## To be done:
Edit the records below by replacing every "sort-caret-icon" with "sort-arrow-icon" and leaving everything else unchanged.
··· Provided records
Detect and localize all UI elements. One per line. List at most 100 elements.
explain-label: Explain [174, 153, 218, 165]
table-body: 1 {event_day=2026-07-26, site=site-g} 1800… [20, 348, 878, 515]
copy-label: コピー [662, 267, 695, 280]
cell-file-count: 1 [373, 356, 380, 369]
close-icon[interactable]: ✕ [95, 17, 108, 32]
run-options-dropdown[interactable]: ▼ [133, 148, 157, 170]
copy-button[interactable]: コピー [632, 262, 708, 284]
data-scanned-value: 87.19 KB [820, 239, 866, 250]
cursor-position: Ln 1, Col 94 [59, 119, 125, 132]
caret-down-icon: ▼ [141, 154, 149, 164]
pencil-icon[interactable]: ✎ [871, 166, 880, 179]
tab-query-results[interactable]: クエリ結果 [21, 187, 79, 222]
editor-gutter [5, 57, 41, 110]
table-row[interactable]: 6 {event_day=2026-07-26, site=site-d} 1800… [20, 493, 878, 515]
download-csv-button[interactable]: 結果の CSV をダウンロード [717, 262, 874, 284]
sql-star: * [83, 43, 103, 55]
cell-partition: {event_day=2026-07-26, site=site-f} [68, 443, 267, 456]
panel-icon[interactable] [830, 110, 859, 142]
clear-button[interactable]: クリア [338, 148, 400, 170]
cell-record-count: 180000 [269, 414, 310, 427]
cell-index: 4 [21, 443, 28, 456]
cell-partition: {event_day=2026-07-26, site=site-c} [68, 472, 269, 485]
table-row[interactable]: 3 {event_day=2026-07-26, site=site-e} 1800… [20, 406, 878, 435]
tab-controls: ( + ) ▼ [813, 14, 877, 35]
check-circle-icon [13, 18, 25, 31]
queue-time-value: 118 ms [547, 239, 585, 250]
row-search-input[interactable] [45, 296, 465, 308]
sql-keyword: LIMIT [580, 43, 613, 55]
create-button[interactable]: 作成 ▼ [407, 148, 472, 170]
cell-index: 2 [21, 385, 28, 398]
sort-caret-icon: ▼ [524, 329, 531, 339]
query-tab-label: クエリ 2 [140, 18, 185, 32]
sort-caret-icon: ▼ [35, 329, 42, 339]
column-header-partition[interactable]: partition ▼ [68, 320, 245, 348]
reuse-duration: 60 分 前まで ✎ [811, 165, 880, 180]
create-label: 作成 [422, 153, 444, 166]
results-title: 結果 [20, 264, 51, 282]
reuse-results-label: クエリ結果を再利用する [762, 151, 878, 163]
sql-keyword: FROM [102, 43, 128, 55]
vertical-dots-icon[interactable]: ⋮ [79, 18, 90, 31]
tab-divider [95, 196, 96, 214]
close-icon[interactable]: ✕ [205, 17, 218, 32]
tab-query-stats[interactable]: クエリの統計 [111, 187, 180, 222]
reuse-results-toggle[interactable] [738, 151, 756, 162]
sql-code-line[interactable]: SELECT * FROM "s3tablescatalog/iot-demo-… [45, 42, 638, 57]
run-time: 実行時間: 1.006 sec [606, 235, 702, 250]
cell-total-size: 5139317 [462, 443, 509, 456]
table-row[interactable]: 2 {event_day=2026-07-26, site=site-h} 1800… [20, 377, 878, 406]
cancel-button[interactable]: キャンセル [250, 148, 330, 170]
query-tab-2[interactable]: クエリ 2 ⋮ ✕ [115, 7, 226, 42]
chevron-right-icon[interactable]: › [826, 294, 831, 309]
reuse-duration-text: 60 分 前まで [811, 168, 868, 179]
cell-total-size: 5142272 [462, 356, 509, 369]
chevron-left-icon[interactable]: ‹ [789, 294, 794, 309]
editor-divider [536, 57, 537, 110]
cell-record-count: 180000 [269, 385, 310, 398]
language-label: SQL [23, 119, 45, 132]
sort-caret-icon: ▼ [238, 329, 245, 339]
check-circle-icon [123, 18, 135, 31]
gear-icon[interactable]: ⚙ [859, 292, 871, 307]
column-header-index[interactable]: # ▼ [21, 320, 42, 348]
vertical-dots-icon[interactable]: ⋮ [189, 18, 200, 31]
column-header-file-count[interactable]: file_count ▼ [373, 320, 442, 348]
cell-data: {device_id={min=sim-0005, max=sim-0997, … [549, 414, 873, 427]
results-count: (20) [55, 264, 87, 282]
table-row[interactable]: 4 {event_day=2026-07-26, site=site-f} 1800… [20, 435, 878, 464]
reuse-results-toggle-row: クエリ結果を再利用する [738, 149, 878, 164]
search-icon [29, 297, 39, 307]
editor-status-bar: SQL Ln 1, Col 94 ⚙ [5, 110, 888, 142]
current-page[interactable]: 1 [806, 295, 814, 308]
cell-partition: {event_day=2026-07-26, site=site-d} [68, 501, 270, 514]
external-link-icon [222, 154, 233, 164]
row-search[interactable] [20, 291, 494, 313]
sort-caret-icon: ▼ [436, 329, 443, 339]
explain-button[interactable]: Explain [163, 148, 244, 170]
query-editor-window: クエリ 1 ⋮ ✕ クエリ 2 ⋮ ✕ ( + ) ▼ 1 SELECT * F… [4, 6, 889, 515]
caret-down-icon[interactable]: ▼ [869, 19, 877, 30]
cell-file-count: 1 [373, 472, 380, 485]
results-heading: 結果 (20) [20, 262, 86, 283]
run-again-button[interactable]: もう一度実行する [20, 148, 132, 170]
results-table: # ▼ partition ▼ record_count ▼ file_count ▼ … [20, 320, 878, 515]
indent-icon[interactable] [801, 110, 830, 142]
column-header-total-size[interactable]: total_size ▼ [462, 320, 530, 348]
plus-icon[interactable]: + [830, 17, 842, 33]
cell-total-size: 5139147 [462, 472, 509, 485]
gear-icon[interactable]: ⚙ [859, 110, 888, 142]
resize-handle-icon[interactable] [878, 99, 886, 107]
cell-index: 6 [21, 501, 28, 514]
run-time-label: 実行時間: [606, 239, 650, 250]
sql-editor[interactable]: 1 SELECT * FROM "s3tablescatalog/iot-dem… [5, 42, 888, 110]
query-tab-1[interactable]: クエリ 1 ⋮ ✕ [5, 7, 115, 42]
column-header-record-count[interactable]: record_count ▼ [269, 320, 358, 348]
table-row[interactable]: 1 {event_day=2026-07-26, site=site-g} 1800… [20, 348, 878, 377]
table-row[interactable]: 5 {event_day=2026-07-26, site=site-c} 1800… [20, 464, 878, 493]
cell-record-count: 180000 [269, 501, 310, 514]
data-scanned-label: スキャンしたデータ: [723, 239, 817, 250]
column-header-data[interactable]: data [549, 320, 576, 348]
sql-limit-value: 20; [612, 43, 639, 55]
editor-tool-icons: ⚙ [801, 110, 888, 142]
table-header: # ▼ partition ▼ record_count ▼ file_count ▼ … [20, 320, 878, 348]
······
## Answer in full:
Detect and localize all UI elements. One per line. List at most 100 elements.
explain-label: Explain [174, 153, 218, 165]
table-body: 1 {event_day=2026-07-26, site=site-g} 1800… [20, 348, 878, 515]
copy-label: コピー [662, 267, 695, 280]
cell-file-count: 1 [373, 356, 380, 369]
close-icon[interactable]: ✕ [95, 17, 108, 32]
run-options-dropdown[interactable]: ▼ [133, 148, 157, 170]
copy-button[interactable]: コピー [632, 262, 708, 284]
data-scanned-value: 87.19 KB [820, 239, 866, 250]
cursor-position: Ln 1, Col 94 [59, 119, 125, 132]
caret-down-icon: ▼ [141, 154, 149, 164]
pencil-icon[interactable]: ✎ [871, 166, 880, 179]
tab-query-results[interactable]: クエリ結果 [21, 187, 79, 222]
editor-gutter [5, 57, 41, 110]
table-row[interactable]: 6 {event_day=2026-07-26, site=site-d} 1800… [20, 493, 878, 515]
download-csv-button[interactable]: 結果の CSV をダウンロード [717, 262, 874, 284]
sql-star: * [83, 43, 103, 55]
cell-partition: {event_day=2026-07-26, site=site-f} [68, 443, 267, 456]
panel-icon[interactable] [830, 110, 859, 142]
clear-button[interactable]: クリア [338, 148, 400, 170]
cell-record-count: 180000 [269, 414, 310, 427]
cell-index: 4 [21, 443, 28, 456]
cell-partition: {event_day=2026-07-26, site=site-c} [68, 472, 269, 485]
table-row[interactable]: 3 {event_day=2026-07-26, site=site-e} 1800… [20, 406, 878, 435]
tab-controls: ( + ) ▼ [813, 14, 877, 35]
check-circle-icon [13, 18, 25, 31]
queue-time-value: 118 ms [547, 239, 585, 250]
row-search-input[interactable] [45, 296, 465, 308]
sql-keyword: LIMIT [580, 43, 613, 55]
create-button[interactable]: 作成 ▼ [407, 148, 472, 170]
cell-index: 2 [21, 385, 28, 398]
sort-arrow-icon: ▼ [524, 329, 531, 339]
query-tab-label: クエリ 2 [140, 18, 185, 32]
sort-arrow-icon: ▼ [35, 329, 42, 339]
column-header-partition[interactable]: partition ▼ [68, 320, 245, 348]
reuse-duration: 60 分 前まで ✎ [811, 165, 880, 180]
create-label: 作成 [422, 153, 444, 166]
results-title: 結果 [20, 264, 51, 282]
reuse-results-label: クエリ結果を再利用する [762, 151, 878, 163]
sql-keyword: FROM [102, 43, 128, 55]
vertical-dots-icon[interactable]: ⋮ [79, 18, 90, 31]
tab-divider [95, 196, 96, 214]
close-icon[interactable]: ✕ [205, 17, 218, 32]
tab-query-stats[interactable]: クエリの統計 [111, 187, 180, 222]
reuse-results-toggle[interactable] [738, 151, 756, 162]
sql-code-line[interactable]: SELECT * FROM "s3tablescatalog/iot-demo-… [45, 42, 638, 57]
run-time: 実行時間: 1.006 sec [606, 235, 702, 250]
cell-total-size: 5139317 [462, 443, 509, 456]
table-row[interactable]: 2 {event_day=2026-07-26, site=site-h} 1800… [20, 377, 878, 406]
cancel-button[interactable]: キャンセル [250, 148, 330, 170]
query-tab-2[interactable]: クエリ 2 ⋮ ✕ [115, 7, 226, 42]
chevron-right-icon[interactable]: › [826, 294, 831, 309]
reuse-duration-text: 60 分 前まで [811, 168, 868, 179]
cell-total-size: 5142272 [462, 356, 509, 369]
chevron-left-icon[interactable]: ‹ [789, 294, 794, 309]
editor-divider [536, 57, 537, 110]
cell-record-count: 180000 [269, 385, 310, 398]
language-label: SQL [23, 119, 45, 132]
sort-arrow-icon: ▼ [238, 329, 245, 339]
check-circle-icon [123, 18, 135, 31]
gear-icon[interactable]: ⚙ [859, 292, 871, 307]
column-header-index[interactable]: # ▼ [21, 320, 42, 348]
vertical-dots-icon[interactable]: ⋮ [189, 18, 200, 31]
column-header-file-count[interactable]: file_count ▼ [373, 320, 442, 348]
cell-data: {device_id={min=sim-0005, max=sim-0997, … [549, 414, 873, 427]
results-count: (20) [55, 264, 87, 282]
table-row[interactable]: 4 {event_day=2026-07-26, site=site-f} 1800… [20, 435, 878, 464]
reuse-results-toggle-row: クエリ結果を再利用する [738, 149, 878, 164]
search-icon [29, 297, 39, 307]
editor-status-bar: SQL Ln 1, Col 94 ⚙ [5, 110, 888, 142]
current-page[interactable]: 1 [806, 295, 814, 308]
cell-partition: {event_day=2026-07-26, site=site-d} [68, 501, 270, 514]
external-link-icon [222, 154, 233, 164]
row-search[interactable] [20, 291, 494, 313]
sort-arrow-icon: ▼ [436, 329, 443, 339]
explain-button[interactable]: Explain [163, 148, 244, 170]
query-editor-window: クエリ 1 ⋮ ✕ クエリ 2 ⋮ ✕ ( + ) ▼ 1 SELECT * F… [4, 6, 889, 515]
caret-down-icon[interactable]: ▼ [869, 19, 877, 30]
cell-file-count: 1 [373, 472, 380, 485]
results-heading: 結果 (20) [20, 262, 86, 283]
run-again-button[interactable]: もう一度実行する [20, 148, 132, 170]
results-table: # ▼ partition ▼ record_count ▼ file_count ▼ … [20, 320, 878, 515]
indent-icon[interactable] [801, 110, 830, 142]
column-header-total-size[interactable]: total_size ▼ [462, 320, 530, 348]
plus-icon[interactable]: + [830, 17, 842, 33]
cell-total-size: 5139147 [462, 472, 509, 485]
gear-icon[interactable]: ⚙ [859, 110, 888, 142]
resize-handle-icon[interactable] [878, 99, 886, 107]
cell-index: 6 [21, 501, 28, 514]
run-time-label: 実行時間: [606, 239, 650, 250]
sql-editor[interactable]: 1 SELECT * FROM "s3tablescatalog/iot-dem… [5, 42, 888, 110]
query-tab-1[interactable]: クエリ 1 ⋮ ✕ [5, 7, 115, 42]
column-header-record-count[interactable]: record_count ▼ [269, 320, 358, 348]
table-row[interactable]: 1 {event_day=2026-07-26, site=site-g} 1800… [20, 348, 878, 377]
table-row[interactable]: 5 {event_day=2026-07-26, site=site-c} 1800… [20, 464, 878, 493]
cell-record-count: 180000 [269, 501, 310, 514]
data-scanned-label: スキャンしたデータ: [723, 239, 817, 250]
column-header-data[interactable]: data [549, 320, 576, 348]
sql-limit-value: 20; [612, 43, 639, 55]
editor-tool-icons: ⚙ [801, 110, 888, 142]
table-header: # ▼ partition ▼ record_count ▼ file_count ▼ … [20, 320, 878, 348]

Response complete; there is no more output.